**What is needed:**
Continue the post on the Boswell bestsellers for the week ending January 2, 2021, starting right after its final sentence.

**Text excerpt:**
What did I really want? The Boswell bestsellers for the week ending January 2, 2021
Hardcover Fiction:
1. The Boy, the Mole, the Fox and the Horse, by Charlie Mackesy
2. The Vanishing Half, by Brit Bennett
3. Leave the World Behind, by Rumaan Alam
4. Homeland Elegies, by Ayad Akhtar
5. The Searcher, by Tana French
6. Deacon King Kong, by James McBride
7. Transcendent Kingdom, by Yaa Gyasi
8. Hamnet, by Maggie O'Farrell
9. The Cold Millions, by Jess Walter
10. Anxious People, by Fredrik Backman
My end of the year reading is like a literary Janus - I'm simultaneous looking ahead to 2021 while still wondering what I missed in 2020. I wound up reading Transcendent Kingdom, Yaa Gyasi's second novel, which would help me get some points in the "how many books did you read on various notable books of the year roundups." Ron Charles in The Washington Post: "When she was just 25, Gyasi reportedly sold her debut novel, Homegoing, for $1 million. It was the kind of financial windfall that whips up fawning publicity and - despite the book’s success — skepticism. If there are any skeptics left, they can stand down now. Homegoing wasn’t beginner’s luck. Gyasi’s new novel, Transcendent Kingdom, is a book of blazing brilliance." I also thought it was an interesting match with Brandon Taylor's Real Life (shortlisted for the Booker), another novel set in a science graduate program.

**Raw data:**
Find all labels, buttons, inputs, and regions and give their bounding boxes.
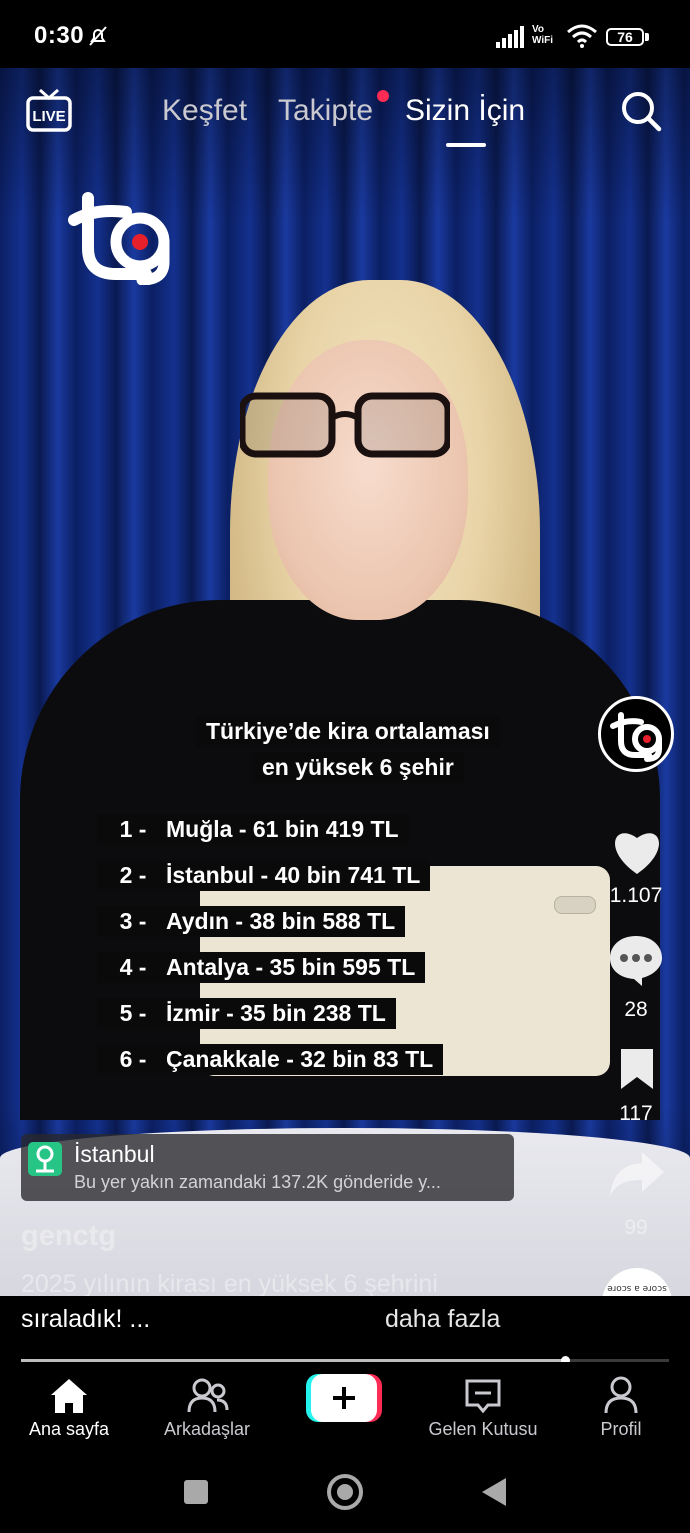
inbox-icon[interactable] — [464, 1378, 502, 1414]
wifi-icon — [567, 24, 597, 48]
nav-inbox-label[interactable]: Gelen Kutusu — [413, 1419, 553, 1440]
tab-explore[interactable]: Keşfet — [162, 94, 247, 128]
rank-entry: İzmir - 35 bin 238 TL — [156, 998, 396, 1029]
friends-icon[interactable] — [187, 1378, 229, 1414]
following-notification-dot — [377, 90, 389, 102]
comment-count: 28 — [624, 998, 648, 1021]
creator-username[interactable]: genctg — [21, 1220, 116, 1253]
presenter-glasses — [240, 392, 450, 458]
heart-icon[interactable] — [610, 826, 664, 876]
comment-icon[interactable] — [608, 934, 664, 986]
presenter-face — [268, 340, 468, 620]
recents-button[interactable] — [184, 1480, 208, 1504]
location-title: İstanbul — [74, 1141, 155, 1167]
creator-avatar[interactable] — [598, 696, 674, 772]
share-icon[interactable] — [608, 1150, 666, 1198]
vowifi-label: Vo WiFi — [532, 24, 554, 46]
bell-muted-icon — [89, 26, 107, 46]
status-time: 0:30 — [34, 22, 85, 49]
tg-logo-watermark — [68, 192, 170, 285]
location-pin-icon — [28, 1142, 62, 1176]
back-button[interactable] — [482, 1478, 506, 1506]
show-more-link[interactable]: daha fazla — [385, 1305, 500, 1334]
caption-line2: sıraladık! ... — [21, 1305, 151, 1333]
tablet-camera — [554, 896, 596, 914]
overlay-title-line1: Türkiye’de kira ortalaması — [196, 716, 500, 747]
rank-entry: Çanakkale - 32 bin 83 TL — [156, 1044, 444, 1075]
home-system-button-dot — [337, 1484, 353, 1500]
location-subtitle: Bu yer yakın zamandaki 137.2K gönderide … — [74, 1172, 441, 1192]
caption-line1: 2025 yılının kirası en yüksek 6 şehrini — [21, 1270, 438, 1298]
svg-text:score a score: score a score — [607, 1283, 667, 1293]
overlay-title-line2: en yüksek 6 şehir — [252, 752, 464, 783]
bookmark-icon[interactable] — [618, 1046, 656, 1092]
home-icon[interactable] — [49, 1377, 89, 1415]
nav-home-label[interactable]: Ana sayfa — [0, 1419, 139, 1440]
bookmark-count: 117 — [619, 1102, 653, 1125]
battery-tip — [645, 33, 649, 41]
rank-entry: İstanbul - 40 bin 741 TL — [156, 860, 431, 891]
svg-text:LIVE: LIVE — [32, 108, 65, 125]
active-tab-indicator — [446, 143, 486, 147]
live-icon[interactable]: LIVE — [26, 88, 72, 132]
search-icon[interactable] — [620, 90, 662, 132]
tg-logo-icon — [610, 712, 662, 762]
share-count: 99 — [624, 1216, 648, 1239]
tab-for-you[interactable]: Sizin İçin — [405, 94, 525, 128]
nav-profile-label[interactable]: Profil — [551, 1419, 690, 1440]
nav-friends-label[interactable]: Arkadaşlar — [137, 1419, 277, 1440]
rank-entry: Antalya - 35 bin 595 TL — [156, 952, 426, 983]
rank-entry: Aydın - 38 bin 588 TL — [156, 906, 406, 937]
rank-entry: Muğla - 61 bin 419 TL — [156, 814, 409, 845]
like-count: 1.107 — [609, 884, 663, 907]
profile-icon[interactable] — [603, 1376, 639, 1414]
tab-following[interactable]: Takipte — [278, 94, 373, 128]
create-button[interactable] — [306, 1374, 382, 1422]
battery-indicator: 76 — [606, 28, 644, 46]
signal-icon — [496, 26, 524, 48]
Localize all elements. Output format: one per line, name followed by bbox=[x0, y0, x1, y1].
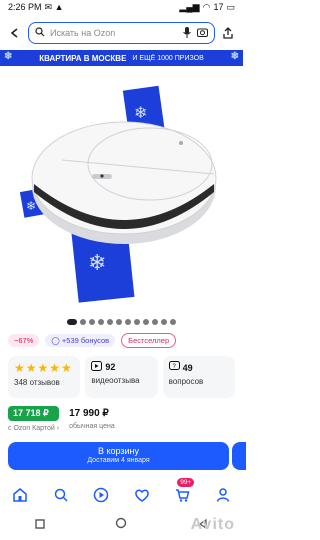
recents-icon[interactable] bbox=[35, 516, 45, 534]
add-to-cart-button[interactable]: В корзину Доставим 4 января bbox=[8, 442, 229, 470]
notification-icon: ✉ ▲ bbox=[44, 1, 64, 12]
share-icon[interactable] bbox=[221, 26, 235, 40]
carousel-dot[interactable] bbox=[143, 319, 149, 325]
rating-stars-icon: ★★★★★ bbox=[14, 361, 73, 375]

**Reply:**
Hardcover Nonfiction:
1. A Promised Land, by Barack Obama
2. Caste, by Isabel Wilkerson
3. Wintering, by Katherine May
4. Modern Comfort Food, by Ina Garten
5. 99% Invisible City, by Roman Mars and Kurth Kohlstedt
6. Untamed, by Glennon Doyle
7. Mediocre, by Ijeoma Oluo
8. Food Fix, by Mark Hyman
9. Songteller, by Dolly Parton
10. Dessert Person, by Claire Saffitz
December publications are always a tricky thing - you've got to carefully stage for January and February reviews and features without the appearance of the book having sat around too long. Brittney Cooper reviewed the December 1 release Mediocre: The Dangerous Legacy of White Male America in The New York Times, writing: "Ijeoma Oluo punches up rather than down, reckoning culturally, politically and historically with white men. These are the people, she writes, who do most of the dirty work and decision-making that goes into maintaining America’s systems of power."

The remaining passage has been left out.